▸ PROBLEM: Repeat the entries that follow verbatim, without any of their pictures.

▸ ENTRIES SHOWN:

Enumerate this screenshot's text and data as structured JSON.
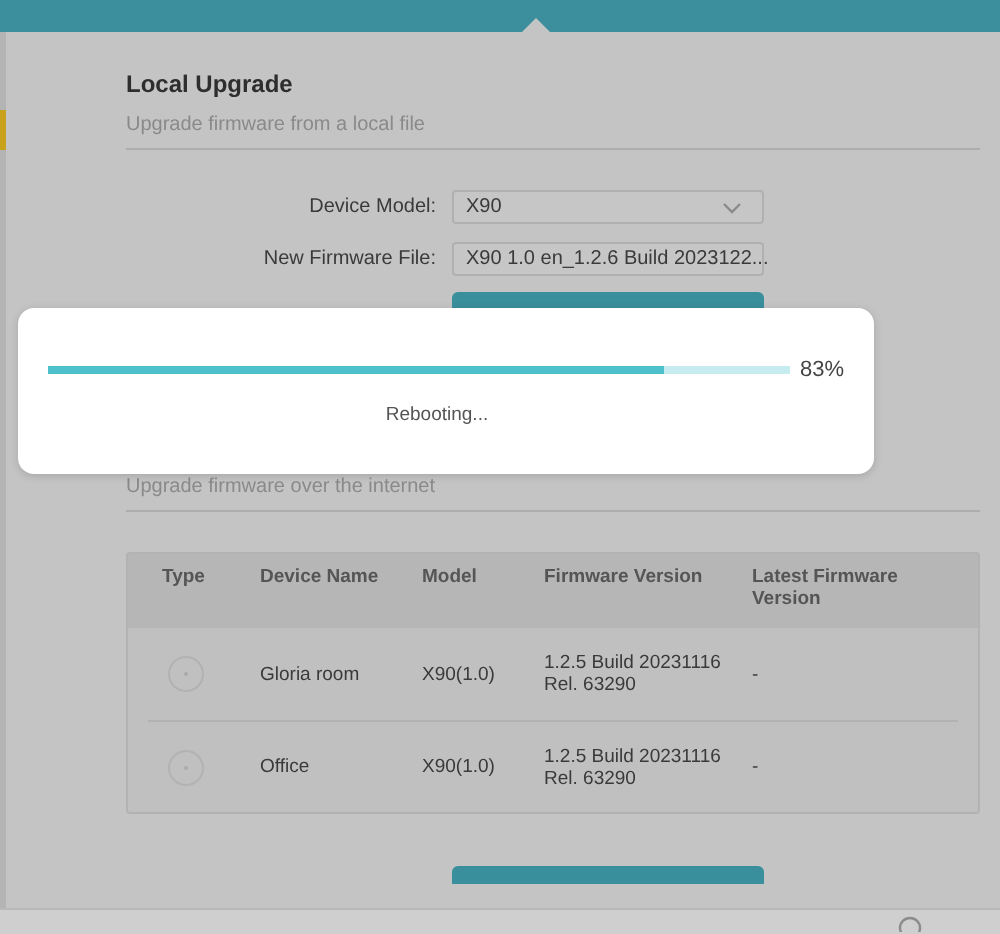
{
  "local_upgrade": {
    "title": "Local Upgrade",
    "subtitle": "Upgrade firmware from a local file",
    "device_model": {
      "label": "Device Model:",
      "value": "X90"
    },
    "firmware_file": {
      "label": "New Firmware File:",
      "value": "X90 1.0 en_1.2.6 Build 2023122..."
    }
  },
  "online_upgrade": {
    "subtitle": "Upgrade firmware over the internet",
    "table": {
      "columns": [
        "Type",
        "Device Name",
        "Model",
        "Firmware Version",
        "Latest Firmware Version"
      ],
      "rows": [
        {
          "selected": false,
          "device_name": "Gloria room",
          "model": "X90(1.0)",
          "firmware_version": [
            "1.2.5 Build 20231116",
            "Rel. 63290"
          ],
          "latest_firmware_version": "-"
        },
        {
          "selected": false,
          "device_name": "Office",
          "model": "X90(1.0)",
          "firmware_version": [
            "1.2.5 Build 20231116",
            "Rel. 63290"
          ],
          "latest_firmware_version": "-"
        }
      ]
    }
  },
  "progress_dialog": {
    "level": 0.83,
    "percent": "83%",
    "status": "Rebooting..."
  }
}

▸ FINAL RESULT:
Enumerate this screenshot's text and data as structured JSON.
{
  "local_upgrade": {
    "title": "Local Upgrade",
    "subtitle": "Upgrade firmware from a local file",
    "device_model": {
      "label": "Device Model:",
      "value": "X90"
    },
    "firmware_file": {
      "label": "New Firmware File:",
      "value": "X90 1.0 en_1.2.6 Build 2023122..."
    }
  },
  "online_upgrade": {
    "subtitle": "Upgrade firmware over the internet",
    "table": {
      "columns": [
        "Type",
        "Device Name",
        "Model",
        "Firmware Version",
        "Latest Firmware Version"
      ],
      "rows": [
        {
          "selected": false,
          "device_name": "Gloria room",
          "model": "X90(1.0)",
          "firmware_version": [
            "1.2.5 Build 20231116",
            "Rel. 63290"
          ],
          "latest_firmware_version": "-"
        },
        {
          "selected": false,
          "device_name": "Office",
          "model": "X90(1.0)",
          "firmware_version": [
            "1.2.5 Build 20231116",
            "Rel. 63290"
          ],
          "latest_firmware_version": "-"
        }
      ]
    }
  },
  "progress_dialog": {
    "level": 0.83,
    "percent": "83%",
    "status": "Rebooting..."
  }
}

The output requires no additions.